**Instructions to follow**
Without the pictures, can you quote each line below exactly?

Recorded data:
-.-.-

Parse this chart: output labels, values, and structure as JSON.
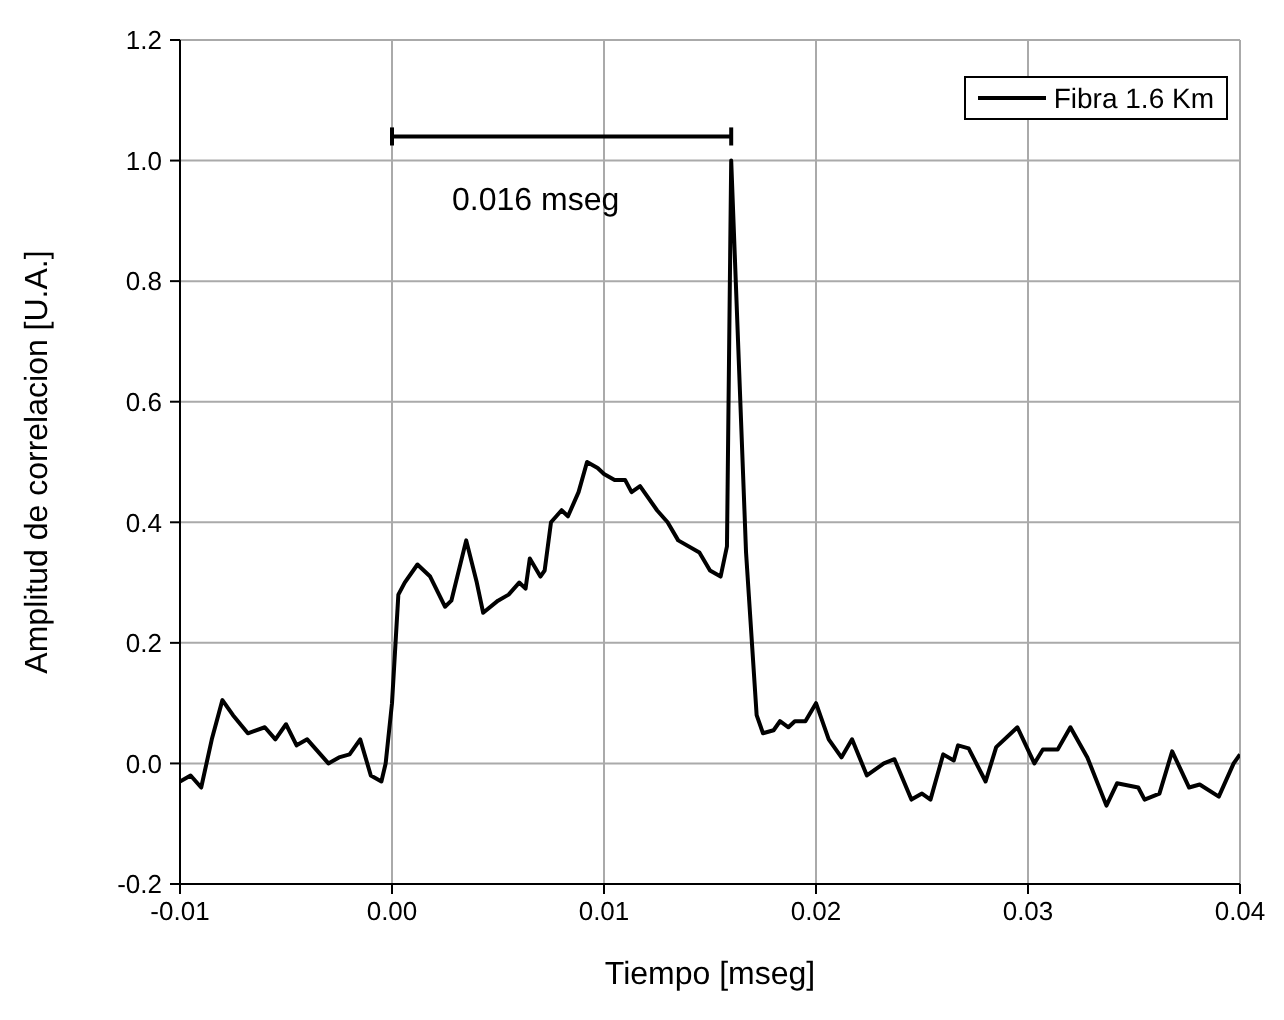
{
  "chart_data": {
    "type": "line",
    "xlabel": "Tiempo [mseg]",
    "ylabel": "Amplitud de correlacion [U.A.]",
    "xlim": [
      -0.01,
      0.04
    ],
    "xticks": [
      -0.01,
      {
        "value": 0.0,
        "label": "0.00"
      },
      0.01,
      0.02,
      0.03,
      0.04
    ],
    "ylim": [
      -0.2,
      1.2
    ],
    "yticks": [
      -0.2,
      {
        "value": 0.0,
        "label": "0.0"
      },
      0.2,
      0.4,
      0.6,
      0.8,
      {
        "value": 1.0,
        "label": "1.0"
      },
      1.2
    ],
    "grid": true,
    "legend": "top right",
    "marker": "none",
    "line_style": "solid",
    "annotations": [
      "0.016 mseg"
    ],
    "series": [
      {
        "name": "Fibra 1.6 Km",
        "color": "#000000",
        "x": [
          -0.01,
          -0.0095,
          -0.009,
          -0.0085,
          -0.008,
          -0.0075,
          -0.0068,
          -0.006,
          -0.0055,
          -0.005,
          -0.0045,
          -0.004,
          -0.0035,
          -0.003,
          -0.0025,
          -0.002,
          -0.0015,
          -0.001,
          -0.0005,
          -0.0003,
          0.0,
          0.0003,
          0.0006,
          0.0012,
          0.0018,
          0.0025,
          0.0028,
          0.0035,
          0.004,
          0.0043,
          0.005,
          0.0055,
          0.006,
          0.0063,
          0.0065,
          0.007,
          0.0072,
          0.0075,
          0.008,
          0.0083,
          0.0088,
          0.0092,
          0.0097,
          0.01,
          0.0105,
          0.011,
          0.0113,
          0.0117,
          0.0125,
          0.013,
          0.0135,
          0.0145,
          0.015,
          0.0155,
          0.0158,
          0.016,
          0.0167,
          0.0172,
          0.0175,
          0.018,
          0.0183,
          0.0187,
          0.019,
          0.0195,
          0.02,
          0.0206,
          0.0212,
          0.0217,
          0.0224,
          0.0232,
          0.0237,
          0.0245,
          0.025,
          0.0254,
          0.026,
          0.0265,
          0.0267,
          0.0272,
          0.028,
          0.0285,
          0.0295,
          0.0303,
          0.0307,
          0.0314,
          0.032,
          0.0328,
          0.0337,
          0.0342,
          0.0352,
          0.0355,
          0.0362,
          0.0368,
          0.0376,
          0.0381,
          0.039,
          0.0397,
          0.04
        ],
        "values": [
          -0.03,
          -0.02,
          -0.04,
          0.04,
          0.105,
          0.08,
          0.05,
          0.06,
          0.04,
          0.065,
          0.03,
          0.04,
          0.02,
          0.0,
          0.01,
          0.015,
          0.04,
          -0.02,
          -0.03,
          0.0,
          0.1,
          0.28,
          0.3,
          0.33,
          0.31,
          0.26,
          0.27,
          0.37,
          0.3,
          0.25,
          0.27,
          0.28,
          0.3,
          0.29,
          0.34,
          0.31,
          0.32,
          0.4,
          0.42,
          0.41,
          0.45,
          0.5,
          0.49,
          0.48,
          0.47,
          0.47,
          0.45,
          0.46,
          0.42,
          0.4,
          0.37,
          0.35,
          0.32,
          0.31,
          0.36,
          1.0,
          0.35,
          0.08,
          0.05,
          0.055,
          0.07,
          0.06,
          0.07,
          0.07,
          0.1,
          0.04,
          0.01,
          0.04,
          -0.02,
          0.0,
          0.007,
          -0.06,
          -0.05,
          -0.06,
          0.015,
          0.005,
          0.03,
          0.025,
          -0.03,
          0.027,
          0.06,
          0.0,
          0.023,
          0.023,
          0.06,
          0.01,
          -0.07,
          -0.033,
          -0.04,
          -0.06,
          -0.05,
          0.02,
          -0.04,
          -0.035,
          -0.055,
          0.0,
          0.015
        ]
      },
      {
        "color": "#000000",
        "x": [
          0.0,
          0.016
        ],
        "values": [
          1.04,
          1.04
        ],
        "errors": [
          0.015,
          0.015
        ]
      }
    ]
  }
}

-.-.-

**Expected output**
Parse this chart: output labels, values, and structure as JSON.
{
  "chart_data": {
    "type": "line",
    "xlabel": "Tiempo [mseg]",
    "ylabel": "Amplitud de correlacion [U.A.]",
    "xlim": [
      -0.01,
      0.04
    ],
    "xticks": [
      -0.01,
      {
        "value": 0.0,
        "label": "0.00"
      },
      0.01,
      0.02,
      0.03,
      0.04
    ],
    "ylim": [
      -0.2,
      1.2
    ],
    "yticks": [
      -0.2,
      {
        "value": 0.0,
        "label": "0.0"
      },
      0.2,
      0.4,
      0.6,
      0.8,
      {
        "value": 1.0,
        "label": "1.0"
      },
      1.2
    ],
    "grid": true,
    "legend": "top right",
    "marker": "none",
    "line_style": "solid",
    "annotations": [
      "0.016 mseg"
    ],
    "series": [
      {
        "name": "Fibra 1.6 Km",
        "color": "#000000",
        "x": [
          -0.01,
          -0.0095,
          -0.009,
          -0.0085,
          -0.008,
          -0.0075,
          -0.0068,
          -0.006,
          -0.0055,
          -0.005,
          -0.0045,
          -0.004,
          -0.0035,
          -0.003,
          -0.0025,
          -0.002,
          -0.0015,
          -0.001,
          -0.0005,
          -0.0003,
          0.0,
          0.0003,
          0.0006,
          0.0012,
          0.0018,
          0.0025,
          0.0028,
          0.0035,
          0.004,
          0.0043,
          0.005,
          0.0055,
          0.006,
          0.0063,
          0.0065,
          0.007,
          0.0072,
          0.0075,
          0.008,
          0.0083,
          0.0088,
          0.0092,
          0.0097,
          0.01,
          0.0105,
          0.011,
          0.0113,
          0.0117,
          0.0125,
          0.013,
          0.0135,
          0.0145,
          0.015,
          0.0155,
          0.0158,
          0.016,
          0.0167,
          0.0172,
          0.0175,
          0.018,
          0.0183,
          0.0187,
          0.019,
          0.0195,
          0.02,
          0.0206,
          0.0212,
          0.0217,
          0.0224,
          0.0232,
          0.0237,
          0.0245,
          0.025,
          0.0254,
          0.026,
          0.0265,
          0.0267,
          0.0272,
          0.028,
          0.0285,
          0.0295,
          0.0303,
          0.0307,
          0.0314,
          0.032,
          0.0328,
          0.0337,
          0.0342,
          0.0352,
          0.0355,
          0.0362,
          0.0368,
          0.0376,
          0.0381,
          0.039,
          0.0397,
          0.04
        ],
        "values": [
          -0.03,
          -0.02,
          -0.04,
          0.04,
          0.105,
          0.08,
          0.05,
          0.06,
          0.04,
          0.065,
          0.03,
          0.04,
          0.02,
          0.0,
          0.01,
          0.015,
          0.04,
          -0.02,
          -0.03,
          0.0,
          0.1,
          0.28,
          0.3,
          0.33,
          0.31,
          0.26,
          0.27,
          0.37,
          0.3,
          0.25,
          0.27,
          0.28,
          0.3,
          0.29,
          0.34,
          0.31,
          0.32,
          0.4,
          0.42,
          0.41,
          0.45,
          0.5,
          0.49,
          0.48,
          0.47,
          0.47,
          0.45,
          0.46,
          0.42,
          0.4,
          0.37,
          0.35,
          0.32,
          0.31,
          0.36,
          1.0,
          0.35,
          0.08,
          0.05,
          0.055,
          0.07,
          0.06,
          0.07,
          0.07,
          0.1,
          0.04,
          0.01,
          0.04,
          -0.02,
          0.0,
          0.007,
          -0.06,
          -0.05,
          -0.06,
          0.015,
          0.005,
          0.03,
          0.025,
          -0.03,
          0.027,
          0.06,
          0.0,
          0.023,
          0.023,
          0.06,
          0.01,
          -0.07,
          -0.033,
          -0.04,
          -0.06,
          -0.05,
          0.02,
          -0.04,
          -0.035,
          -0.055,
          0.0,
          0.015
        ]
      },
      {
        "color": "#000000",
        "x": [
          0.0,
          0.016
        ],
        "values": [
          1.04,
          1.04
        ],
        "errors": [
          0.015,
          0.015
        ]
      }
    ]
  }
}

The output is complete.